PROBLEM REQUIREMENTS: Return all of the data exactly, with nothing left out but the pictures.

## Begin DATA FOR THIS TASK

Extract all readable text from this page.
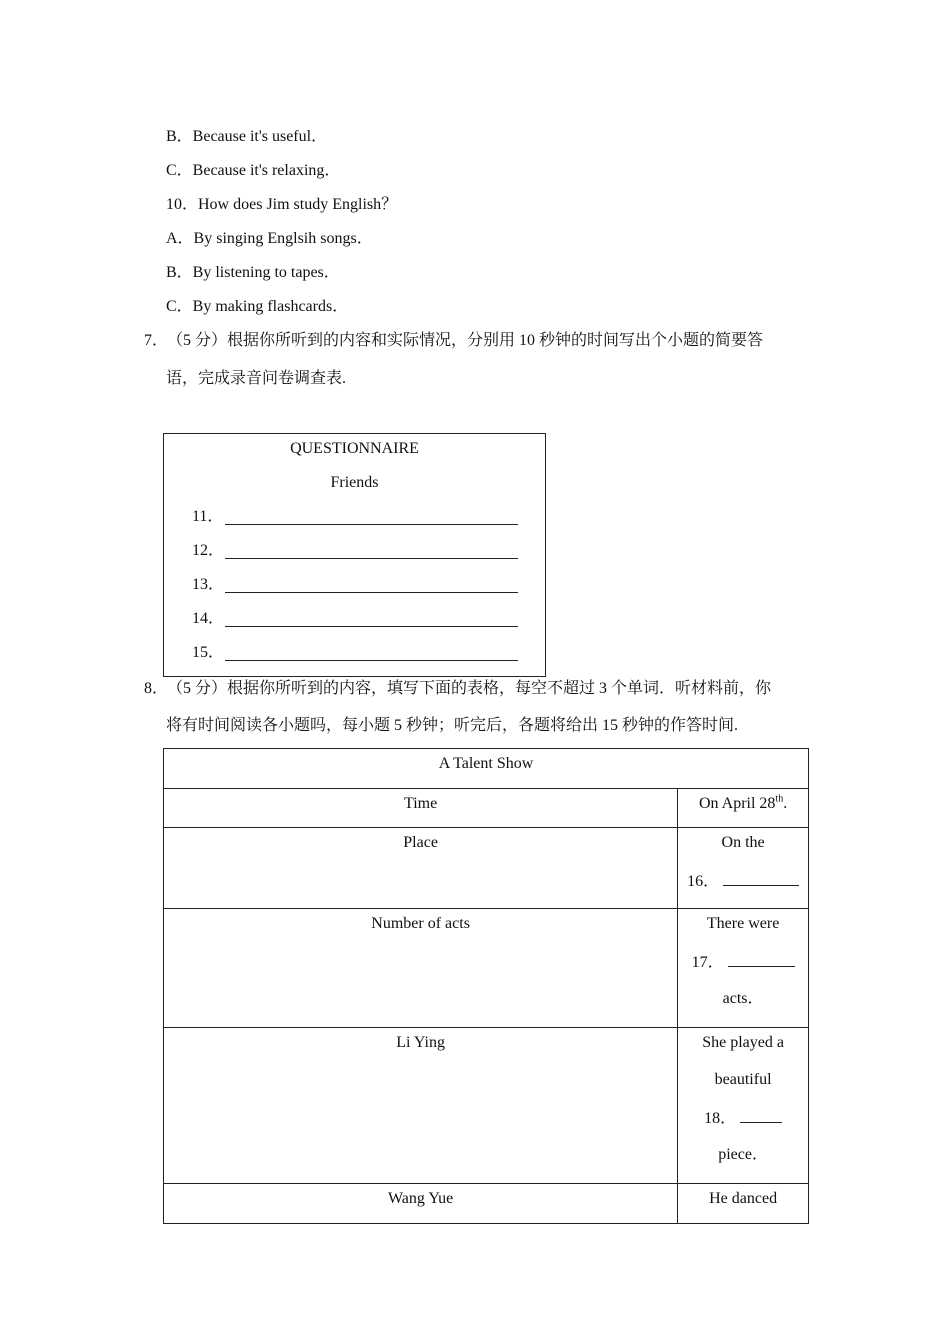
B．Because it's useful．
C．Because it's relaxing．
10．How does Jim study English？
A．By singing Englsih songs．
B．By listening to tapes．
C．By making flashcards．
7．
（5 分）根据你所听到的内容和实际情况，分别用 10 秒钟的时间写出个小题的简要答
语，完成录音问卷调查表.
QUESTIONNAIRE
Friends
11．
12．
13．
14．
15．
8．
（5 分）根据你所听到的内容，填写下面的表格，每空不超过 3 个单词．听材料前，你
将有时间阅读各小题吗，每小题 5 秒钟；听完后，各题将给出 15 秒钟的作答时间.
A Talent Show	
Time	On April 28th.
Place	On the
16．

Number of acts	There were
17．
acts．

Li Ying	She played a
beautiful
18．
piece．

Wang Yue	He danced
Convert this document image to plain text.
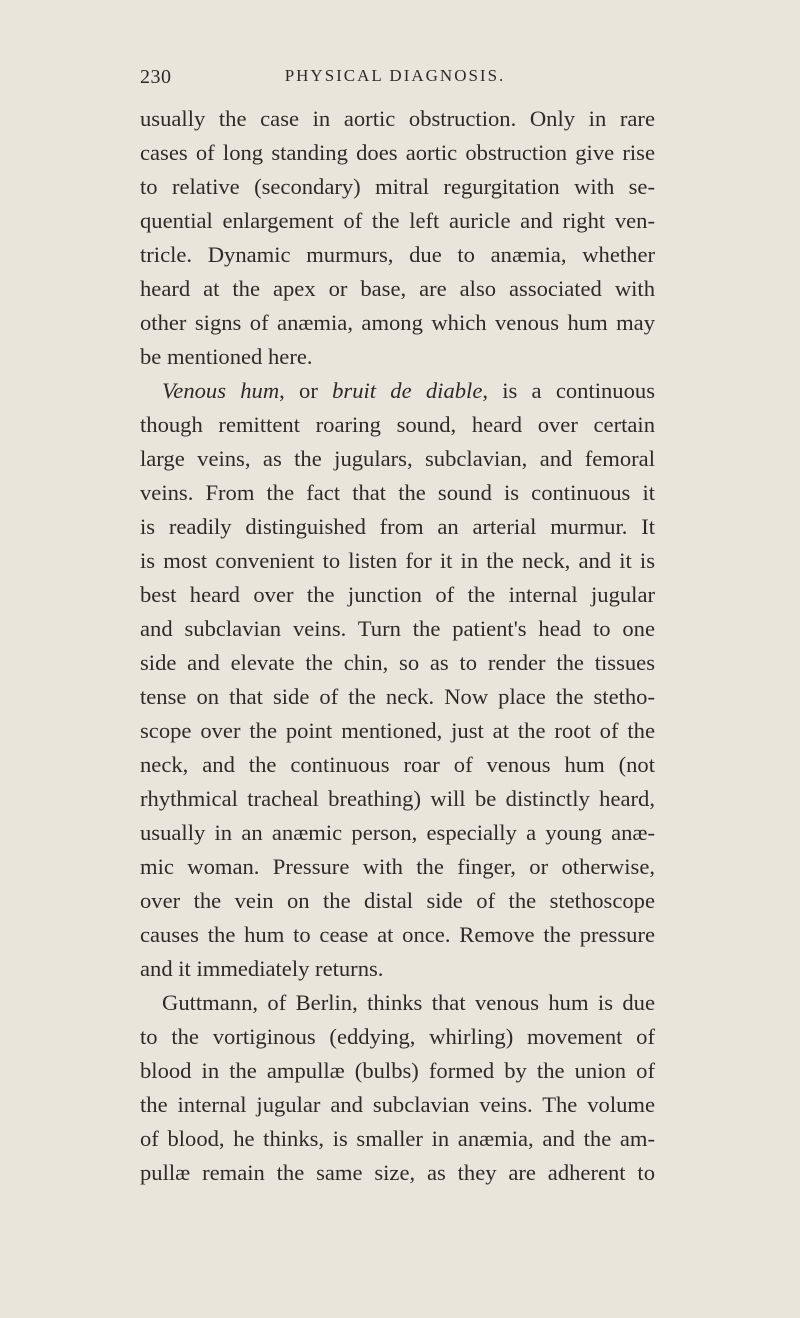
230	PHYSICAL DIAGNOSIS.
usually the case in aortic obstruction. Only in rare
cases of long standing does aortic obstruction give rise
to relative (secondary) mitral regurgitation with se-
quential enlargement of the left auricle and right ven-
tricle. Dynamic murmurs, due to anæmia, whether
heard at the apex or base, are also associated with
other signs of anæmia, among which venous hum may
be mentioned here.
Venous hum, or bruit de diable, is a continuous
though remittent roaring sound, heard over certain
large veins, as the jugulars, subclavian, and femoral
veins. From the fact that the sound is continuous it
is readily distinguished from an arterial murmur. It
is most convenient to listen for it in the neck, and it is
best heard over the junction of the internal jugular
and subclavian veins. Turn the patient's head to one
side and elevate the chin, so as to render the tissues
tense on that side of the neck. Now place the stetho-
scope over the point mentioned, just at the root of the
neck, and the continuous roar of venous hum (not
rhythmical tracheal breathing) will be distinctly heard,
usually in an anæmic person, especially a young anæ-
mic woman. Pressure with the finger, or otherwise,
over the vein on the distal side of the stethoscope
causes the hum to cease at once. Remove the pressure
and it immediately returns.
Guttmann, of Berlin, thinks that venous hum is due
to the vortiginous (eddying, whirling) movement of
blood in the ampullæ (bulbs) formed by the union of
the internal jugular and subclavian veins. The volume
of blood, he thinks, is smaller in anæmia, and the am-
pullæ remain the same size, as they are adherent to
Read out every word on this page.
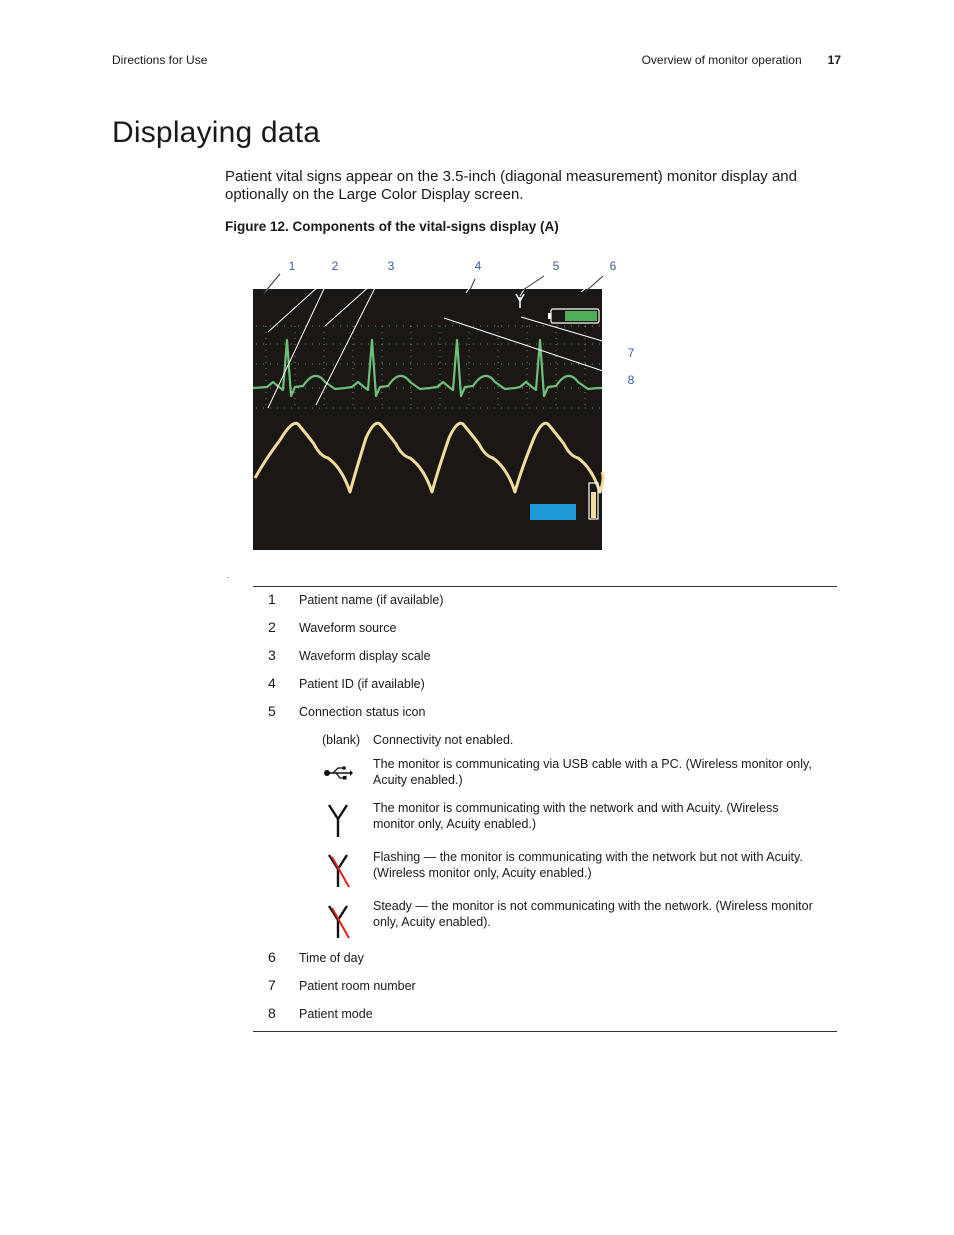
Directions for Use	Overview of monitor operation 17
Displaying data

Patient vital signs appear on the 3.5-inch (diagonal measurement) monitor display and optionally on the Large Color Display screen.

Figure 12. Components of the vital-signs display (A)

1	2	3	4	5	6
7
8
.
1 Patient name (if available)
2 Waveform source
3 Waveform display scale
4 Patient ID (if available)
5 Connection status icon
(blank) Connectivity not enabled.
The monitor is communicating via USB cable with a PC. (Wireless monitor only, Acuity enabled.)
The monitor is communicating with the network and with Acuity. (Wireless monitor only, Acuity enabled.)
Flashing — the monitor is communicating with the network but not with Acuity. (Wireless monitor only, Acuity enabled.)
Steady — the monitor is not communicating with the network. (Wireless monitor only, Acuity enabled).
6 Time of day
7 Patient room number
8 Patient mode
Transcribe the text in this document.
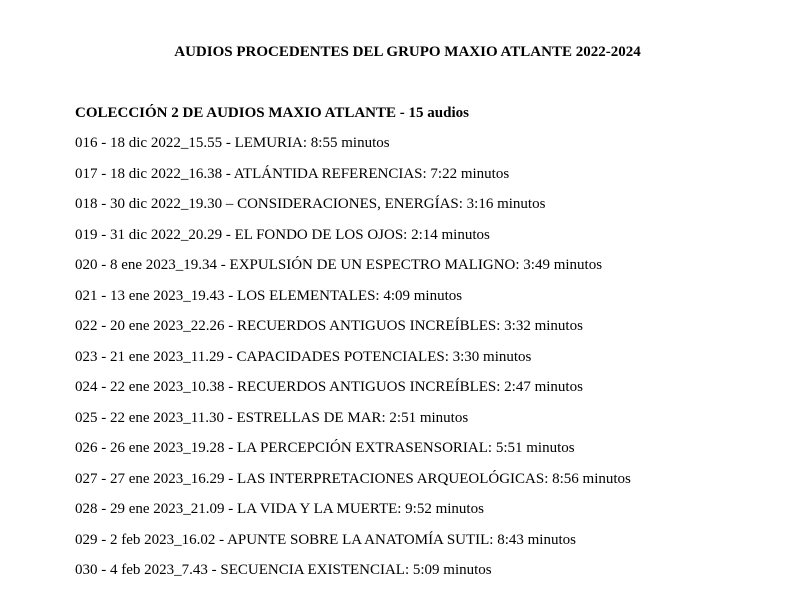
AUDIOS PROCEDENTES DEL GRUPO MAXIO ATLANTE 2022-2024
COLECCIÓN 2 DE AUDIOS MAXIO ATLANTE - 15 audios
016 - 18 dic 2022_15.55 - LEMURIA: 8:55 minutos
017 - 18 dic 2022_16.38 - ATLÁNTIDA REFERENCIAS: 7:22 minutos
018 - 30 dic 2022_19.30 – CONSIDERACIONES, ENERGÍAS: 3:16 minutos
019 - 31 dic 2022_20.29 - EL FONDO DE LOS OJOS: 2:14 minutos
020 - 8 ene 2023_19.34 - EXPULSIÓN DE UN ESPECTRO MALIGNO: 3:49 minutos
021 - 13 ene 2023_19.43 - LOS ELEMENTALES: 4:09 minutos
022 - 20 ene 2023_22.26 - RECUERDOS ANTIGUOS INCREÍBLES: 3:32 minutos
023 - 21 ene 2023_11.29 - CAPACIDADES POTENCIALES: 3:30 minutos
024 - 22 ene 2023_10.38 - RECUERDOS ANTIGUOS INCREÍBLES: 2:47 minutos
025 - 22 ene 2023_11.30 - ESTRELLAS DE MAR: 2:51 minutos
026 - 26 ene 2023_19.28 - LA PERCEPCIÓN EXTRASENSORIAL: 5:51 minutos
027 - 27 ene 2023_16.29 - LAS INTERPRETACIONES ARQUEOLÓGICAS: 8:56 minutos
028 - 29 ene 2023_21.09 - LA VIDA Y LA MUERTE: 9:52 minutos
029 - 2 feb 2023_16.02 - APUNTE SOBRE LA ANATOMÍA SUTIL: 8:43 minutos
030 - 4 feb 2023_7.43 - SECUENCIA EXISTENCIAL: 5:09 minutos
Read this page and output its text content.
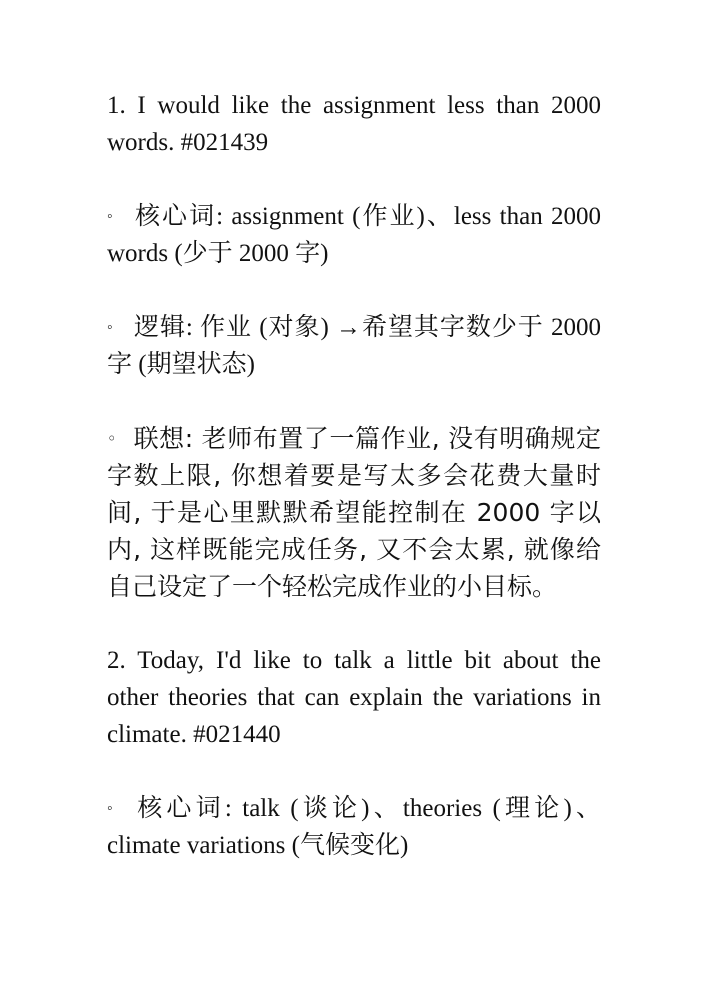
1. I would like the assignment less than 2000 words. #021439

◦ 核心词: assignment (作业)、less than 2000 words (少于 2000 字)

◦ 逻辑: 作业 (对象) →希望其字数少于 2000 字 (期望状态)

◦ 联想: 老师布置了一篇作业, 没有明确规定字数上限, 你想着要是写太多会花费大量时间, 于是心里默默希望能控制在 2000 字以内, 这样既能完成任务, 又不会太累, 就像给自己设定了一个轻松完成作业的小目标。

2. Today, I'd like to talk a little bit about the other theories that can explain the variations in climate. #021440

◦ 核心词: talk (谈论)、theories (理论)、climate variations (气候变化)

## End DATA FOR THIS TASK

TASK RESULT:
Extract all readable text from this page.
B．Because it's useful．
C．Because it's relaxing．
10．How does Jim study English？
A．By singing Englsih songs．
B．By listening to tapes．
C．By making flashcards．
7．
（5 分）根据你所听到的内容和实际情况，分别用 10 秒钟的时间写出个小题的简要答
语，完成录音问卷调查表.
QUESTIONNAIRE
Friends
11．
12．
13．
14．
15．
8．
（5 分）根据你所听到的内容，填写下面的表格，每空不超过 3 个单词．听材料前，你
将有时间阅读各小题吗，每小题 5 秒钟；听完后，各题将给出 15 秒钟的作答时间.
A Talent Show	
Time	On April 28th.
Place	On the
16．

Number of acts	There were
17．
acts．

Li Ying	She played a
beautiful
18．
piece．

Wang Yue	He danced
Convert this document image to plain text.
230	PHYSICAL DIAGNOSIS.
usually the case in aortic obstruction. Only in rare
cases of long standing does aortic obstruction give rise
to relative (secondary) mitral regurgitation with se-
quential enlargement of the left auricle and right ven-
tricle. Dynamic murmurs, due to anæmia, whether
heard at the apex or base, are also associated with
other signs of anæmia, among which venous hum may
be mentioned here.
Venous hum, or bruit de diable, is a continuous
though remittent roaring sound, heard over certain
large veins, as the jugulars, subclavian, and femoral
veins. From the fact that the sound is continuous it
is readily distinguished from an arterial murmur. It
is most convenient to listen for it in the neck, and it is
best heard over the junction of the internal jugular
and subclavian veins. Turn the patient's head to one
side and elevate the chin, so as to render the tissues
tense on that side of the neck. Now place the stetho-
scope over the point mentioned, just at the root of the
neck, and the continuous roar of venous hum (not
rhythmical tracheal breathing) will be distinctly heard,
usually in an anæmic person, especially a young anæ-
mic woman. Pressure with the finger, or otherwise,
over the vein on the distal side of the stethoscope
causes the hum to cease at once. Remove the pressure
and it immediately returns.
Guttmann, of Berlin, thinks that venous hum is due
to the vortiginous (eddying, whirling) movement of
blood in the ampullæ (bulbs) formed by the union of
the internal jugular and subclavian veins. The volume
of blood, he thinks, is smaller in anæmia, and the am-
pullæ remain the same size, as they are adherent to
Read out every word on this page.
Directions for Use	Overview of monitor operation 17
Displaying data

Patient vital signs appear on the 3.5-inch (diagonal measurement) monitor display and optionally on the Large Color Display screen.

Figure 12. Components of the vital-signs display (A)

1	2	3	4	5	6
7
8
.
1 Patient name (if available)
2 Waveform source
3 Waveform display scale
4 Patient ID (if available)
5 Connection status icon
(blank) Connectivity not enabled.
The monitor is communicating via USB cable with a PC. (Wireless monitor only, Acuity enabled.)
The monitor is communicating with the network and with Acuity. (Wireless monitor only, Acuity enabled.)
Flashing — the monitor is communicating with the network but not with Acuity. (Wireless monitor only, Acuity enabled.)
Steady — the monitor is not communicating with the network. (Wireless monitor only, Acuity enabled).
6 Time of day
7 Patient room number
8 Patient mode
Transcribe the text in this document.
AUDIOS PROCEDENTES DEL GRUPO MAXIO ATLANTE 2022-2024
COLECCIÓN 2 DE AUDIOS MAXIO ATLANTE - 15 audios
016 - 18 dic 2022_15.55 - LEMURIA: 8:55 minutos
017 - 18 dic 2022_16.38 - ATLÁNTIDA REFERENCIAS: 7:22 minutos
018 - 30 dic 2022_19.30 – CONSIDERACIONES, ENERGÍAS: 3:16 minutos
019 - 31 dic 2022_20.29 - EL FONDO DE LOS OJOS: 2:14 minutos
020 - 8 ene 2023_19.34 - EXPULSIÓN DE UN ESPECTRO MALIGNO: 3:49 minutos
021 - 13 ene 2023_19.43 - LOS ELEMENTALES: 4:09 minutos
022 - 20 ene 2023_22.26 - RECUERDOS ANTIGUOS INCREÍBLES: 3:32 minutos
023 - 21 ene 2023_11.29 - CAPACIDADES POTENCIALES: 3:30 minutos
024 - 22 ene 2023_10.38 - RECUERDOS ANTIGUOS INCREÍBLES: 2:47 minutos
025 - 22 ene 2023_11.30 - ESTRELLAS DE MAR: 2:51 minutos
026 - 26 ene 2023_19.28 - LA PERCEPCIÓN EXTRASENSORIAL: 5:51 minutos
027 - 27 ene 2023_16.29 - LAS INTERPRETACIONES ARQUEOLÓGICAS: 8:56 minutos
028 - 29 ene 2023_21.09 - LA VIDA Y LA MUERTE: 9:52 minutos
029 - 2 feb 2023_16.02 - APUNTE SOBRE LA ANATOMÍA SUTIL: 8:43 minutos
030 - 4 feb 2023_7.43 - SECUENCIA EXISTENCIAL: 5:09 minutos
Read this page and output its text content.
1. I would like the assignment less than 2000 words. #021439

◦ 核心词: assignment (作业)、less than 2000 words (少于 2000 字)

◦ 逻辑: 作业 (对象) →希望其字数少于 2000 字 (期望状态)

◦ 联想: 老师布置了一篇作业, 没有明确规定字数上限, 你想着要是写太多会花费大量时间, 于是心里默默希望能控制在 2000 字以内, 这样既能完成任务, 又不会太累, 就像给自己设定了一个轻松完成作业的小目标。

2. Today, I'd like to talk a little bit about the other theories that can explain the variations in climate. #021440

◦ 核心词: talk (谈论)、theories (理论)、climate variations (气候变化)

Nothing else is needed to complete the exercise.